## Start The input

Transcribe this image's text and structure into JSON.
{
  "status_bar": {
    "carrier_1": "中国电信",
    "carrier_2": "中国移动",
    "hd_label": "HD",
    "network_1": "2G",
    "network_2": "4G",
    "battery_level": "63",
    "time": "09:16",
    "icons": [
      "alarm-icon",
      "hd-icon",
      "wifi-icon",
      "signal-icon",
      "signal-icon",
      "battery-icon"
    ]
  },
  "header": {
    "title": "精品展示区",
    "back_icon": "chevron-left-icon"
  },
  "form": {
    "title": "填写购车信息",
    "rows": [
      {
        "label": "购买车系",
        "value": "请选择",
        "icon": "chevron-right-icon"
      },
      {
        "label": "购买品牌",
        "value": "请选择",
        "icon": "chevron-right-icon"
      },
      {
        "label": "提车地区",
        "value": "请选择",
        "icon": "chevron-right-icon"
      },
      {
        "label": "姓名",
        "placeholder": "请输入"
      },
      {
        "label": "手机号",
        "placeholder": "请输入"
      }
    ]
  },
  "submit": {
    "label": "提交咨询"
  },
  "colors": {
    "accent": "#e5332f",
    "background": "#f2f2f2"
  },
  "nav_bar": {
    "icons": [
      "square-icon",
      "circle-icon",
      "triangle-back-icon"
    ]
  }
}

## End The input

:: Instruction ::
Nothing in the listing may be changed; retype it all exactly.

:: Response to the exercise ::
Transcribe this image's text and structure into JSON.
{
  "status_bar": {
    "carrier_1": "中国电信",
    "carrier_2": "中国移动",
    "hd_label": "HD",
    "network_1": "2G",
    "network_2": "4G",
    "battery_level": "63",
    "time": "09:16",
    "icons": [
      "alarm-icon",
      "hd-icon",
      "wifi-icon",
      "signal-icon",
      "signal-icon",
      "battery-icon"
    ]
  },
  "header": {
    "title": "精品展示区",
    "back_icon": "chevron-left-icon"
  },
  "form": {
    "title": "填写购车信息",
    "rows": [
      {
        "label": "购买车系",
        "value": "请选择",
        "icon": "chevron-right-icon"
      },
      {
        "label": "购买品牌",
        "value": "请选择",
        "icon": "chevron-right-icon"
      },
      {
        "label": "提车地区",
        "value": "请选择",
        "icon": "chevron-right-icon"
      },
      {
        "label": "姓名",
        "placeholder": "请输入"
      },
      {
        "label": "手机号",
        "placeholder": "请输入"
      }
    ]
  },
  "submit": {
    "label": "提交咨询"
  },
  "colors": {
    "accent": "#e5332f",
    "background": "#f2f2f2"
  },
  "nav_bar": {
    "icons": [
      "square-icon",
      "circle-icon",
      "triangle-back-icon"
    ]
  }
}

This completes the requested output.